> _SELECTED PASSAGE_
********

Last night, it was the running backs, the chubs, the Saquon Barkley's last week. It was Aaron Rodgers, your NBA Commissioner Adam Silver's making a big to do about players not resting. Well, there's technology behind this. There's a lot of money that gets invested into this. So I had to bring on someone who knows all about tech and knows about the money that goes into sports science. And just in a general sense, his name is Chris Matinko.

He's joining us senior reporter from Crunchbase. Hey, Chris, thank you for taking the time to hop on, man. I appreciate it. Thanks for having me.

No doubt about it. Now, I know your expertise isn't so much into sports, but you keep up with the money and time and effort that people take to just try to improve performance or just in tech in general. Explain to everyone what you do. Yeah, so I work here at Crunchbase. We're obviously a database that kind of keeps track of venture capital spending and where money's going and kind of trends in the private markets, basically.

So yeah, I cover a lot of different aspects of technology, be it kind of enterprise or cybersecurity or even kind of Web3. But as a sports fan, sports tech is definitely something that interests me and, you know, just fitness and health, I think, like, like most people, right? We see so much, Chris, so much money get invested into purchasing the teams. OK, Steve Ballmer comes from Microsoft and he buys the Clippers for two and change to Bill and change a couple of years ago, the Washington commanders get sold for six billion dollars. These these owners buy the teams and then they pay out the players these giant contracts like that's an investment in and of itself. When you see all of these injuries in sports, what are owners investing in to just try to get a return on the investment on the field and on the court? Well, I'm not sure what the owners themselves are necessarily investing in, but I know what you know, what venture capitalists are investing in and in some cases, some owners and some players and some teams themselves, some teams have sort of their even their own kind of venture capital arms.

********

> _WHAT NEEDS TO BE DONE_
Transcribe the part of the sports tech interview that starts at "Last night, it" and ends after "for having me.", word for word.

********

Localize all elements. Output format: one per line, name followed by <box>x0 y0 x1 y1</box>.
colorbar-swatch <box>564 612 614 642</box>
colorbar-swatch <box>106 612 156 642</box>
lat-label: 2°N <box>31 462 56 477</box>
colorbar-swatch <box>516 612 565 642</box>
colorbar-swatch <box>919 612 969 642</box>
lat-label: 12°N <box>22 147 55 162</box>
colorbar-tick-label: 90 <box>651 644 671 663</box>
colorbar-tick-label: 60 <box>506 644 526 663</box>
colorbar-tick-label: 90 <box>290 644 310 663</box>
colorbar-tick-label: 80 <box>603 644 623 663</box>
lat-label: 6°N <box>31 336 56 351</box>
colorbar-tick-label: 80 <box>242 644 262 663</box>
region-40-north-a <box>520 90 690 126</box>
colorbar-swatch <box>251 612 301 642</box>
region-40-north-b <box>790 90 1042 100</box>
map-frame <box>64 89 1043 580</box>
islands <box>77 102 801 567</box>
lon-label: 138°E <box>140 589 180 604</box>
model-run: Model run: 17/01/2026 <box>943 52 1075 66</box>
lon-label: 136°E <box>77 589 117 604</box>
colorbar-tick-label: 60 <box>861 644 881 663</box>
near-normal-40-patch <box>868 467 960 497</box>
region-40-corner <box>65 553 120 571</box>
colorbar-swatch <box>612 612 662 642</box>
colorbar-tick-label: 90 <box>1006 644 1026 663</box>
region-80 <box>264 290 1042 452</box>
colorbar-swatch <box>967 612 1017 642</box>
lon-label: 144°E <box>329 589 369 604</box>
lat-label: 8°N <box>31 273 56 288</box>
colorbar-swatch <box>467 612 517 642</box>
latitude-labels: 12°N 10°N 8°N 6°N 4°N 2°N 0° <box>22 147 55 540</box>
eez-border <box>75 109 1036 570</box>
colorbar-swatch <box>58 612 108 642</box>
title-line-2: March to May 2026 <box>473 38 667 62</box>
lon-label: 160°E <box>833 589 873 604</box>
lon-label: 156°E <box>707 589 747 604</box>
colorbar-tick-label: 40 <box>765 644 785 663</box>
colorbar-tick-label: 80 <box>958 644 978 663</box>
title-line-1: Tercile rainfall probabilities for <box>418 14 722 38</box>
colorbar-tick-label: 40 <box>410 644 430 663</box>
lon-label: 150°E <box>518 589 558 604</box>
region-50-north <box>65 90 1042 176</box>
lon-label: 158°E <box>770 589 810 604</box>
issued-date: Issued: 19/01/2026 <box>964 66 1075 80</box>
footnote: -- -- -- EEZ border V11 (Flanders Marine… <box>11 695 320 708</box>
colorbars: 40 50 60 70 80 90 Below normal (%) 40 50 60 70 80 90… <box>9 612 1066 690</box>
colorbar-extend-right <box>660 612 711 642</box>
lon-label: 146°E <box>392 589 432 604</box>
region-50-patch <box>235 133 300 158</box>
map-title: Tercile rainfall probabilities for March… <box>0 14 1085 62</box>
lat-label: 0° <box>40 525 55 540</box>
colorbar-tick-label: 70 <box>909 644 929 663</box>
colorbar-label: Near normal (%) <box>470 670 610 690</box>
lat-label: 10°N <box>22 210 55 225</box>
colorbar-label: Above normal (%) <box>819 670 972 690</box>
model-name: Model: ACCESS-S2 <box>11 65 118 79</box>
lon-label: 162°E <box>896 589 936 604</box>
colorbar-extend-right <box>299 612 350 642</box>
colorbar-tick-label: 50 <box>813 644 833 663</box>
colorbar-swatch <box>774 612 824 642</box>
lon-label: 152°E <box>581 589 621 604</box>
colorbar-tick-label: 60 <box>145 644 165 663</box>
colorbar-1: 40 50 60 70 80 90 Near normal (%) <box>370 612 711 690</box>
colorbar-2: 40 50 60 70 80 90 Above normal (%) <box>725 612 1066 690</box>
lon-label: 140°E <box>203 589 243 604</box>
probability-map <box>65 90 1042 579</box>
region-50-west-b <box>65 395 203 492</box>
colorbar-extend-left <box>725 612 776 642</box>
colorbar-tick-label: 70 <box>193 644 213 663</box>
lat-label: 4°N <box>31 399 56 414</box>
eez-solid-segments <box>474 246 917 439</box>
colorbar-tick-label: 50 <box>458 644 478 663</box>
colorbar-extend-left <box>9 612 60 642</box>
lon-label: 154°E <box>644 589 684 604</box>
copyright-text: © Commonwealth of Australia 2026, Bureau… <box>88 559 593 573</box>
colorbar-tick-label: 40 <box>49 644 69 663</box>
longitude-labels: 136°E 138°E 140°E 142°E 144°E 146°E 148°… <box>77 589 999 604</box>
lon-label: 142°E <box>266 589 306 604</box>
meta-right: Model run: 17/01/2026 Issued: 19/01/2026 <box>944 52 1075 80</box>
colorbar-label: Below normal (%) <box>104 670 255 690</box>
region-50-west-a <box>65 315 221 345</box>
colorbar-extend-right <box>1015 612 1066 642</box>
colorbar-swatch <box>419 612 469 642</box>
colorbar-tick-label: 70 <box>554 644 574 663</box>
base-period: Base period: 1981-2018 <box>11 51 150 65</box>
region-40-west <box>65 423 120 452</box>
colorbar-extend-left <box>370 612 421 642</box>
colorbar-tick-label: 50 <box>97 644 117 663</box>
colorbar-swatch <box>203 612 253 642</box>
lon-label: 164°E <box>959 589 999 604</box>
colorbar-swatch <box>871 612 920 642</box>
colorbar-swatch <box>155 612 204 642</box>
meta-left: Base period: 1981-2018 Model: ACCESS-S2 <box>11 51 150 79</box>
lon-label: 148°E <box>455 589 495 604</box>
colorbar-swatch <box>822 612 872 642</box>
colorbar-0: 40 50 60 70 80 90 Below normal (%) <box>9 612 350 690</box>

********

> _EXERCISE ANSWER_
Last night, it was the running backs, the chubs, the Saquon Barkley's last week. It was Aaron Rodgers, your NBA Commissioner Adam Silver's making a big to do about players not resting. Well, there's technology behind this. There's a lot of money that gets invested into this. So I had to bring on someone who knows all about tech and knows about the money that goes into sports science. And just in a general sense, his name is Chris Matinko.

He's joining us senior reporter from Crunchbase. Hey, Chris, thank you for taking the time to hop on, man. I appreciate it. Thanks for having me.